**What to produce:** Copy whichever lines contain the string "title".

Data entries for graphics
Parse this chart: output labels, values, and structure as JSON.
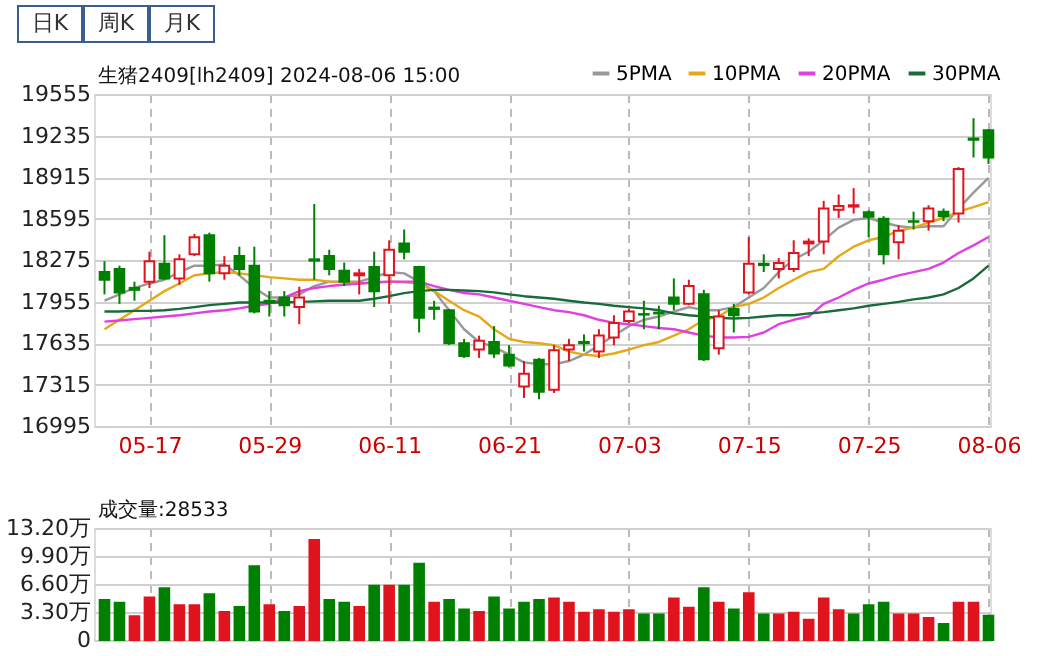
{
  "chart_data": [
    {
      "type": "candlestick",
      "title": "生猪2409[lh2409] 2024-08-06 15:00",
      "annotations": [
        "日K",
        "周K",
        "月K"
      ],
      "categories": [
        null,
        null,
        null,
        "05-17",
        null,
        null,
        null,
        null,
        null,
        null,
        null,
        "05-29",
        null,
        null,
        null,
        null,
        null,
        null,
        null,
        "06-11",
        null,
        null,
        null,
        null,
        null,
        null,
        null,
        "06-21",
        null,
        null,
        null,
        null,
        null,
        null,
        null,
        "07-03",
        null,
        null,
        null,
        null,
        null,
        null,
        null,
        "07-15",
        null,
        null,
        null,
        null,
        null,
        null,
        null,
        "07-25",
        null,
        null,
        null,
        null,
        null,
        null,
        null,
        "08-06"
      ],
      "ohlc": [
        [
          18182,
          18265,
          18010,
          18123
        ],
        [
          18206,
          18231,
          17937,
          18025
        ],
        [
          18060,
          18108,
          17961,
          18045
        ],
        [
          18108,
          18339,
          18059,
          18265
        ],
        [
          18246,
          18466,
          18123,
          18133
        ],
        [
          18133,
          18319,
          18084,
          18280
        ],
        [
          18319,
          18476,
          18305,
          18451
        ],
        [
          18466,
          18486,
          18108,
          18172
        ],
        [
          18172,
          18305,
          18123,
          18231
        ],
        [
          18305,
          18378,
          18157,
          18206
        ],
        [
          18231,
          18378,
          17863,
          17878
        ],
        [
          17961,
          18035,
          17839,
          17947
        ],
        [
          17986,
          18035,
          17839,
          17927
        ],
        [
          17912,
          18069,
          17780,
          17986
        ],
        [
          18280,
          18707,
          18123,
          18270
        ],
        [
          18305,
          18354,
          18157,
          18206
        ],
        [
          18192,
          18255,
          18074,
          18108
        ],
        [
          18157,
          18206,
          18010,
          18172
        ],
        [
          18221,
          18339,
          17912,
          18035
        ],
        [
          18157,
          18427,
          17937,
          18354
        ],
        [
          18403,
          18510,
          18280,
          18339
        ],
        [
          18221,
          18231,
          17716,
          17829
        ],
        [
          17908,
          17961,
          17814,
          17898
        ],
        [
          17888,
          17898,
          17620,
          17633
        ],
        [
          17633,
          17667,
          17520,
          17535
        ],
        [
          17584,
          17692,
          17520,
          17653
        ],
        [
          17643,
          17765,
          17520,
          17554
        ],
        [
          17545,
          17618,
          17447,
          17461
        ],
        [
          17300,
          17496,
          17211,
          17398
        ],
        [
          17505,
          17520,
          17201,
          17260
        ],
        [
          17275,
          17618,
          17250,
          17579
        ],
        [
          17584,
          17667,
          17496,
          17618
        ],
        [
          17643,
          17701,
          17569,
          17633
        ],
        [
          17569,
          17741,
          17520,
          17692
        ],
        [
          17677,
          17849,
          17618,
          17790
        ],
        [
          17805,
          17898,
          17790,
          17878
        ],
        [
          17858,
          17961,
          17741,
          17854
        ],
        [
          17869,
          17922,
          17741,
          17863
        ],
        [
          17986,
          18133,
          17888,
          17937
        ],
        [
          17937,
          18123,
          17927,
          18074
        ],
        [
          18010,
          18045,
          17496,
          17510
        ],
        [
          17594,
          17888,
          17545,
          17839
        ],
        [
          17898,
          17937,
          17716,
          17849
        ],
        [
          18025,
          18452,
          18010,
          18246
        ],
        [
          18246,
          18319,
          18182,
          18236
        ],
        [
          18206,
          18290,
          18133,
          18251
        ],
        [
          18206,
          18427,
          18182,
          18329
        ],
        [
          18403,
          18442,
          18305,
          18417
        ],
        [
          18417,
          18731,
          18319,
          18672
        ],
        [
          18663,
          18780,
          18599,
          18692
        ],
        [
          18687,
          18829,
          18633,
          18697
        ],
        [
          18643,
          18658,
          18452,
          18609
        ],
        [
          18594,
          18613,
          18241,
          18319
        ],
        [
          18412,
          18545,
          18280,
          18501
        ],
        [
          18574,
          18648,
          18510,
          18570
        ],
        [
          18574,
          18697,
          18501,
          18672
        ],
        [
          18648,
          18672,
          18574,
          18613
        ],
        [
          18633,
          18991,
          18564,
          18976
        ],
        [
          19212,
          19368,
          19065,
          19202
        ],
        [
          19275,
          19285,
          19016,
          19065
        ]
      ],
      "colors": [
        "#008000",
        "#008000",
        "#008000",
        "#e0141e",
        "#008000",
        "#e0141e",
        "#e0141e",
        "#008000",
        "#e0141e",
        "#008000",
        "#008000",
        "#008000",
        "#008000",
        "#e0141e",
        "#008000",
        "#008000",
        "#008000",
        "#e0141e",
        "#008000",
        "#e0141e",
        "#008000",
        "#008000",
        "#008000",
        "#008000",
        "#008000",
        "#e0141e",
        "#008000",
        "#008000",
        "#e0141e",
        "#008000",
        "#e0141e",
        "#e0141e",
        "#008000",
        "#e0141e",
        "#e0141e",
        "#e0141e",
        "#008000",
        "#008000",
        "#008000",
        "#e0141e",
        "#008000",
        "#e0141e",
        "#008000",
        "#e0141e",
        "#008000",
        "#e0141e",
        "#e0141e",
        "#e0141e",
        "#e0141e",
        "#e0141e",
        "#e0141e",
        "#008000",
        "#008000",
        "#e0141e",
        "#008000",
        "#e0141e",
        "#008000",
        "#e0141e",
        "#008000",
        "#008000"
      ],
      "series": [
        {
          "name": "5PMA",
          "type": "line",
          "color": "#999999",
          "values": [
            17961,
            18010,
            18059,
            18094,
            18123,
            18182,
            18231,
            18231,
            18241,
            18157,
            18059,
            17986,
            17986,
            18010,
            18074,
            18108,
            18108,
            18108,
            18143,
            18182,
            18172,
            18108,
            18035,
            17888,
            17741,
            17643,
            17603,
            17545,
            17486,
            17471,
            17471,
            17496,
            17545,
            17618,
            17692,
            17765,
            17814,
            17839,
            17878,
            17912,
            17888,
            17888,
            17912,
            17986,
            18059,
            18182,
            18280,
            18339,
            18427,
            18525,
            18584,
            18599,
            18564,
            18535,
            18525,
            18535,
            18535,
            18672,
            18795,
            18908
          ]
        },
        {
          "name": "10PMA",
          "type": "line",
          "color": "#e6a817",
          "values": [
            17741,
            17814,
            17888,
            17961,
            18035,
            18094,
            18157,
            18172,
            18182,
            18172,
            18157,
            18143,
            18133,
            18123,
            18123,
            18108,
            18103,
            18094,
            18099,
            18108,
            18103,
            18094,
            18035,
            17961,
            17888,
            17839,
            17741,
            17667,
            17643,
            17633,
            17618,
            17569,
            17545,
            17535,
            17554,
            17584,
            17618,
            17643,
            17692,
            17741,
            17814,
            17839,
            17912,
            17937,
            17986,
            18059,
            18123,
            18182,
            18206,
            18304,
            18378,
            18427,
            18452,
            18501,
            18525,
            18564,
            18599,
            18648,
            18682,
            18721
          ]
        },
        {
          "name": "20PMA",
          "type": "line",
          "color": "#e040e0",
          "values": [
            17800,
            17809,
            17819,
            17829,
            17839,
            17849,
            17863,
            17878,
            17888,
            17902,
            17922,
            17937,
            17986,
            18035,
            18059,
            18074,
            18084,
            18094,
            18103,
            18108,
            18108,
            18108,
            18074,
            18045,
            18020,
            18010,
            17986,
            17961,
            17937,
            17912,
            17888,
            17873,
            17849,
            17814,
            17790,
            17780,
            17765,
            17751,
            17741,
            17716,
            17692,
            17677,
            17677,
            17682,
            17716,
            17780,
            17814,
            17839,
            17937,
            17986,
            18045,
            18094,
            18123,
            18157,
            18182,
            18206,
            18255,
            18329,
            18388,
            18452
          ]
        },
        {
          "name": "30PMA",
          "type": "line",
          "color": "#1a6b3a",
          "values": [
            17878,
            17878,
            17883,
            17883,
            17888,
            17898,
            17912,
            17927,
            17937,
            17947,
            17947,
            17947,
            17947,
            17952,
            17956,
            17961,
            17961,
            17961,
            17976,
            17996,
            18020,
            18035,
            18045,
            18045,
            18040,
            18035,
            18025,
            18010,
            17996,
            17986,
            17976,
            17961,
            17947,
            17937,
            17922,
            17912,
            17902,
            17888,
            17863,
            17849,
            17839,
            17829,
            17824,
            17829,
            17839,
            17849,
            17849,
            17863,
            17873,
            17888,
            17902,
            17922,
            17937,
            17952,
            17971,
            17986,
            18010,
            18059,
            18133,
            18231
          ]
        }
      ],
      "ylim": [
        16995,
        19555
      ],
      "yticks": [
        16995,
        17315,
        17635,
        17955,
        18275,
        18595,
        18915,
        19235,
        19555
      ],
      "grid": true,
      "legend": "top right"
    },
    {
      "type": "bar",
      "title": "成交量:28533",
      "tick_labels": "y",
      "values": [
        4.7,
        4.4,
        2.8,
        5.0,
        6.1,
        4.1,
        4.1,
        5.4,
        3.3,
        3.9,
        8.7,
        4.1,
        3.3,
        3.9,
        11.8,
        4.7,
        4.4,
        3.9,
        6.4,
        6.4,
        6.4,
        9.0,
        4.4,
        4.7,
        3.6,
        3.3,
        5.0,
        3.6,
        4.4,
        4.7,
        4.9,
        4.4,
        3.2,
        3.5,
        3.2,
        3.5,
        3.0,
        3.0,
        4.9,
        3.8,
        6.1,
        4.4,
        3.6,
        5.5,
        3.0,
        3.0,
        3.2,
        2.4,
        4.9,
        3.5,
        3.0,
        4.1,
        4.4,
        3.0,
        3.0,
        2.6,
        1.9,
        4.4,
        4.4,
        2.85
      ],
      "colors": [
        "#008000",
        "#008000",
        "#e0141e",
        "#e0141e",
        "#008000",
        "#e0141e",
        "#e0141e",
        "#008000",
        "#e0141e",
        "#008000",
        "#008000",
        "#e0141e",
        "#008000",
        "#e0141e",
        "#e0141e",
        "#008000",
        "#008000",
        "#e0141e",
        "#008000",
        "#e0141e",
        "#008000",
        "#008000",
        "#e0141e",
        "#008000",
        "#008000",
        "#e0141e",
        "#008000",
        "#008000",
        "#008000",
        "#008000",
        "#e0141e",
        "#e0141e",
        "#e0141e",
        "#e0141e",
        "#e0141e",
        "#e0141e",
        "#008000",
        "#008000",
        "#e0141e",
        "#e0141e",
        "#008000",
        "#e0141e",
        "#008000",
        "#e0141e",
        "#008000",
        "#e0141e",
        "#e0141e",
        "#e0141e",
        "#e0141e",
        "#e0141e",
        "#008000",
        "#008000",
        "#008000",
        "#e0141e",
        "#e0141e",
        "#e0141e",
        "#008000",
        "#e0141e",
        "#e0141e",
        "#008000"
      ],
      "ylim": [
        0,
        13.2
      ],
      "yticks": [
        0,
        {
          "value": 3.3,
          "label": "3.30万"
        },
        {
          "value": 6.6,
          "label": "6.60万"
        },
        {
          "value": 9.9,
          "label": "9.90万"
        },
        {
          "value": 13.2,
          "label": "13.20万"
        }
      ],
      "grid": true
    }
  ]
}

**Result:**
      "title": "生猪2409[lh2409] 2024-08-06 15:00",
      "title": "成交量:28533",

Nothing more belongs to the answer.